Given exercise » Output the lines of the items as a JSON list of strings, one string per line and no blank lines, taking everything from the start of the items down to the line that contains "education-year: 2020: [550, 1655, 601, 1682]", both ends included.

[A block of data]

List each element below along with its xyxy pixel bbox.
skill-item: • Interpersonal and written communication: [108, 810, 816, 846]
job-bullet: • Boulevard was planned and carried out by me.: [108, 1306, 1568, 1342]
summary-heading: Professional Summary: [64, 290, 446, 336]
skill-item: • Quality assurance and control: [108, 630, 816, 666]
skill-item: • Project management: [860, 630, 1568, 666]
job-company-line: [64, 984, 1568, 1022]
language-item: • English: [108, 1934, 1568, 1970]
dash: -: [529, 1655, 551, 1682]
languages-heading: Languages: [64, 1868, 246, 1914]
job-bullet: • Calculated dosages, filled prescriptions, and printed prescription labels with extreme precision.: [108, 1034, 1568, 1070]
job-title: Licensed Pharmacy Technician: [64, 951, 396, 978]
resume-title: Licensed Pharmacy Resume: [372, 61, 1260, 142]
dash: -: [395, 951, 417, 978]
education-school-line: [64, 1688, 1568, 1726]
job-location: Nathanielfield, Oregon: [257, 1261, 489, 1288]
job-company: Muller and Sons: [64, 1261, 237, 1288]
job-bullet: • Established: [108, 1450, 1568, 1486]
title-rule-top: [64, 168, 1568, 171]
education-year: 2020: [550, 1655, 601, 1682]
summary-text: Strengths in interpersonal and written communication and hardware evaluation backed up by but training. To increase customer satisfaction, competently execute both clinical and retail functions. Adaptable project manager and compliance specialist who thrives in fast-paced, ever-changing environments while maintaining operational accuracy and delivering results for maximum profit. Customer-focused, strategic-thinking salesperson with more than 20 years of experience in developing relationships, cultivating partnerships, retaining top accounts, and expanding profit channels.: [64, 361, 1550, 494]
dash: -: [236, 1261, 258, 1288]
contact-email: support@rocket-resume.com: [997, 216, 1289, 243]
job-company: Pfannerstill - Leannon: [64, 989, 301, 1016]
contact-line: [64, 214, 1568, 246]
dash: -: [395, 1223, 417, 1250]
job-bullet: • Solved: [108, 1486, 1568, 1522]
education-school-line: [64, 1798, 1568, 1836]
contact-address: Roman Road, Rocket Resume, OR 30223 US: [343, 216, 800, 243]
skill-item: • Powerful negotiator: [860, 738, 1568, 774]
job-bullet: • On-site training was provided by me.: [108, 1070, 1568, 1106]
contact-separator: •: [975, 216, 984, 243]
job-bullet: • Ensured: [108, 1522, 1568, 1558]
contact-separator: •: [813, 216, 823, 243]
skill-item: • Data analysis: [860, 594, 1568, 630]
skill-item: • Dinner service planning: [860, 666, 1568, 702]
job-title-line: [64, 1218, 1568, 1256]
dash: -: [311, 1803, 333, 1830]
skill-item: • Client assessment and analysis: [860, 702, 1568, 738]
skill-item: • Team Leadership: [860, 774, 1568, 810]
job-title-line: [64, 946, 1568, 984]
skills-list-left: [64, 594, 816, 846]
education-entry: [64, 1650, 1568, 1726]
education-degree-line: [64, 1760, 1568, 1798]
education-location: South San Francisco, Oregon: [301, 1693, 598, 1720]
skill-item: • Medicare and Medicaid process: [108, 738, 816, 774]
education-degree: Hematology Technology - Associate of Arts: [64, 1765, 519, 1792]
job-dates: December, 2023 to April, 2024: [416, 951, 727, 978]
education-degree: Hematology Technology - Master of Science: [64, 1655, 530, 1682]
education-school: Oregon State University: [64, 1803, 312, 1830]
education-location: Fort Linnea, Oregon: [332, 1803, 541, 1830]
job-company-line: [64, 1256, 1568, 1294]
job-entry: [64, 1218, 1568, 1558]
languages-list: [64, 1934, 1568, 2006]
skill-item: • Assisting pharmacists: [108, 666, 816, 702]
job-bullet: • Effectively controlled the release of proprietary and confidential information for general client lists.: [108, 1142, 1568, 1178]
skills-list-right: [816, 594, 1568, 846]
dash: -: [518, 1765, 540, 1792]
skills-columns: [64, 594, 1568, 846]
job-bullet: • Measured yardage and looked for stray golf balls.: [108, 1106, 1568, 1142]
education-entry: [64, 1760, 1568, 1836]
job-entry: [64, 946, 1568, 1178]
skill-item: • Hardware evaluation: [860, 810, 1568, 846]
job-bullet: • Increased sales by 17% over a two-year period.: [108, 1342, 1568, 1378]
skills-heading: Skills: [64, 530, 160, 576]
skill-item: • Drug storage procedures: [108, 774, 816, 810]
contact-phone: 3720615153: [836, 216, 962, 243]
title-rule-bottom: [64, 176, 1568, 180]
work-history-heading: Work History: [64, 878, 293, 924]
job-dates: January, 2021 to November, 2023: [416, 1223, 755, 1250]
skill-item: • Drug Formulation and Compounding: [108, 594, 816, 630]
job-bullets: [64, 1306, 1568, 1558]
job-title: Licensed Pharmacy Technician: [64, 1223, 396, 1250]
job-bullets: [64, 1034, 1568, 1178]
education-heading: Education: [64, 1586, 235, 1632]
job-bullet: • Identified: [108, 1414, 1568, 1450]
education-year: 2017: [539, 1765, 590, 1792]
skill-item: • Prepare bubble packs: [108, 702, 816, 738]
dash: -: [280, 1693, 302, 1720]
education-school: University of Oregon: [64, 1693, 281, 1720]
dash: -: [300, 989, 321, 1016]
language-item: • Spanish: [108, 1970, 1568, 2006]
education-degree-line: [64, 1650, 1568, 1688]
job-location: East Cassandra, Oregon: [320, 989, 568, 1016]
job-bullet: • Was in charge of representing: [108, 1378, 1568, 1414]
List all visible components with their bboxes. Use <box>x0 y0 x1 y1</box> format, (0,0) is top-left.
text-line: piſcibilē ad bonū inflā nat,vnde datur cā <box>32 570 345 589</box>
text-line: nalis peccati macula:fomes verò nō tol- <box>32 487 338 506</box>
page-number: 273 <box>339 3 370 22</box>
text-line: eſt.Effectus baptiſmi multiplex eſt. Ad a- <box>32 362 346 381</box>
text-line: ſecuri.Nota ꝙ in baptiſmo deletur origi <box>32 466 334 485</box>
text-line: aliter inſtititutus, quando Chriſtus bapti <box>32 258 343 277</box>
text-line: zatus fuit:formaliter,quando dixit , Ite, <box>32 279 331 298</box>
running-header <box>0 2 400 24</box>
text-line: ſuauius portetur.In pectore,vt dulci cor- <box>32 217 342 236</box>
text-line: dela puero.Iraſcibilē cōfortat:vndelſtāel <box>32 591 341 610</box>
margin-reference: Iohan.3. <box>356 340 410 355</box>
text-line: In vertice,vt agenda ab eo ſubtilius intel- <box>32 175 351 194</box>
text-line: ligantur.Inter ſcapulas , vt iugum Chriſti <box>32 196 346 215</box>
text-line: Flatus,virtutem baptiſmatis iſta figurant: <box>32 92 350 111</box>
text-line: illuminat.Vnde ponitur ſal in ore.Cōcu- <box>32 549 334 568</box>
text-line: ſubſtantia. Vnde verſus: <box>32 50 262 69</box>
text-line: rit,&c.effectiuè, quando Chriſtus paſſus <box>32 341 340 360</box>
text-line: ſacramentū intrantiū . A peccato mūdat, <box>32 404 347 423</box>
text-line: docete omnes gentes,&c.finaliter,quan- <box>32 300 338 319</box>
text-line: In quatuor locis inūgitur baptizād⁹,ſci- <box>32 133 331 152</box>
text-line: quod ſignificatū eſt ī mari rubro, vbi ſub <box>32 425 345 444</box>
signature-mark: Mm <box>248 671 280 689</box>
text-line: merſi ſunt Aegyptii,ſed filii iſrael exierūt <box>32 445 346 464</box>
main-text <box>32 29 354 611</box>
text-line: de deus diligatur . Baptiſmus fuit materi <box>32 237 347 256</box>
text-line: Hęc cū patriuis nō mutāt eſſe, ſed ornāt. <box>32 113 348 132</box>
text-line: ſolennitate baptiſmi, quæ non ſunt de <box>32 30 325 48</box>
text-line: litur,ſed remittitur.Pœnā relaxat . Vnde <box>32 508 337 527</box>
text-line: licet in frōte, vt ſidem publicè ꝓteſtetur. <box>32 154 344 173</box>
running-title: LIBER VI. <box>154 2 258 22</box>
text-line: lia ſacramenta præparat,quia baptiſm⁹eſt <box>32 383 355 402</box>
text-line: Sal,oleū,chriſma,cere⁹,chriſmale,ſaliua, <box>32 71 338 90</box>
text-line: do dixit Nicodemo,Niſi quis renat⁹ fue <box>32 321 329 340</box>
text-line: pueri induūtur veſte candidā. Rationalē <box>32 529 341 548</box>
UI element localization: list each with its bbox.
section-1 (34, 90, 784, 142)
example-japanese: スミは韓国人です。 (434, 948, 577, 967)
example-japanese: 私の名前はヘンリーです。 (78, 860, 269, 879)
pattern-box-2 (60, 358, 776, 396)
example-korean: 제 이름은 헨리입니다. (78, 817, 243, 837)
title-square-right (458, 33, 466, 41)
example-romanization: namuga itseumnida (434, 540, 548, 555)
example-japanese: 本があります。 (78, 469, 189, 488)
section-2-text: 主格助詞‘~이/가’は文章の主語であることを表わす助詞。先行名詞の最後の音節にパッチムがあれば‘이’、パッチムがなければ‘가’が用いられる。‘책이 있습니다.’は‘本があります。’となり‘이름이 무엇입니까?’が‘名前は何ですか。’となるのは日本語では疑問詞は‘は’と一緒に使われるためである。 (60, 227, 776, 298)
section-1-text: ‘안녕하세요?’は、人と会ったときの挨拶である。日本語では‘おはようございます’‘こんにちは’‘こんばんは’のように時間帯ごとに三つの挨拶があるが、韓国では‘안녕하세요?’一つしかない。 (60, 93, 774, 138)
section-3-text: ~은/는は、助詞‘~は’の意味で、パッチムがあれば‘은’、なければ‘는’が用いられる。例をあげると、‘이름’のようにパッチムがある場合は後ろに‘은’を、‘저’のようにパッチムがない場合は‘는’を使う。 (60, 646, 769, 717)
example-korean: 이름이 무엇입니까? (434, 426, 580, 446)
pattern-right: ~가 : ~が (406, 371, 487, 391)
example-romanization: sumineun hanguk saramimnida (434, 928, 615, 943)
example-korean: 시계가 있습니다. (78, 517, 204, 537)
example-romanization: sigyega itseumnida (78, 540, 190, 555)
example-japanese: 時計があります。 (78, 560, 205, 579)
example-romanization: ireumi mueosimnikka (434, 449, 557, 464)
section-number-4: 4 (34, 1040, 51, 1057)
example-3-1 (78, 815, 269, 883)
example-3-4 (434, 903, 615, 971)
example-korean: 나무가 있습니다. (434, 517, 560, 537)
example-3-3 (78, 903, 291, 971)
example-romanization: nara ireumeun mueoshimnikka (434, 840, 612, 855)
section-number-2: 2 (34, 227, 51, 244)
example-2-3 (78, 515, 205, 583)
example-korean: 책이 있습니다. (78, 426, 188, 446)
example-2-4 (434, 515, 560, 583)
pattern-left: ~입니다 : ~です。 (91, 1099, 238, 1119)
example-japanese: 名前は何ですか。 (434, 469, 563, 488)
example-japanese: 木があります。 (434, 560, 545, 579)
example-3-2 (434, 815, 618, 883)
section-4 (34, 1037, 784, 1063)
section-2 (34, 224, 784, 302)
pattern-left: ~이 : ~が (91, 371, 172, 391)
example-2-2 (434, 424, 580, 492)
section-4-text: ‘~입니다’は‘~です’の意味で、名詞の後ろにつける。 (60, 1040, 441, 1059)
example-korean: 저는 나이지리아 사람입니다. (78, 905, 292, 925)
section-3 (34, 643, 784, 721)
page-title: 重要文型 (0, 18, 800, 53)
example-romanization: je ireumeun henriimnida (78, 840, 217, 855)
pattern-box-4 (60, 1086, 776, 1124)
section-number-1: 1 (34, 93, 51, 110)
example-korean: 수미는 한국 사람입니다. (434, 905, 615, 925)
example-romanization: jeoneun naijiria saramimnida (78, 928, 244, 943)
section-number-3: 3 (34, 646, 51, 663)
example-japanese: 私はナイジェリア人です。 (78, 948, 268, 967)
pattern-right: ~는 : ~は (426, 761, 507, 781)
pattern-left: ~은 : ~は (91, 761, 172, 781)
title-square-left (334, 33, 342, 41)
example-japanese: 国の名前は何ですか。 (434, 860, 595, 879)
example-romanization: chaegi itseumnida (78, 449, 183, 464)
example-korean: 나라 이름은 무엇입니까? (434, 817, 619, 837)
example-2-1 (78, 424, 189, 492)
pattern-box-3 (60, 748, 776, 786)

Solved exercise »
[
  "List each element below along with its xyxy pixel bbox.",
  "skill-item: • Interpersonal and written communication: [108, 810, 816, 846]",
  "job-bullet: • Boulevard was planned and carried out by me.: [108, 1306, 1568, 1342]",
  "summary-heading: Professional Summary: [64, 290, 446, 336]",
  "skill-item: • Quality assurance and control: [108, 630, 816, 666]",
  "skill-item: • Project management: [860, 630, 1568, 666]",
  "job-company-line: [64, 984, 1568, 1022]",
  "language-item: • English: [108, 1934, 1568, 1970]",
  "dash: -: [529, 1655, 551, 1682]",
  "languages-heading: Languages: [64, 1868, 246, 1914]",
  "job-bullet: • Calculated dosages, filled prescriptions, and printed prescription labels with extreme precision.: [108, 1034, 1568, 1070]",
  "job-title: Licensed Pharmacy Technician: [64, 951, 396, 978]",
  "resume-title: Licensed Pharmacy Resume: [372, 61, 1260, 142]",
  "dash: -: [395, 951, 417, 978]",
  "education-school-line: [64, 1688, 1568, 1726]",
  "job-location: Nathanielfield, Oregon: [257, 1261, 489, 1288]",
  "job-company: Muller and Sons: [64, 1261, 237, 1288]",
  "job-bullet: • Established: [108, 1450, 1568, 1486]",
  "title-rule-top: [64, 168, 1568, 171]",
  "education-year: 2020: [550, 1655, 601, 1682]"
]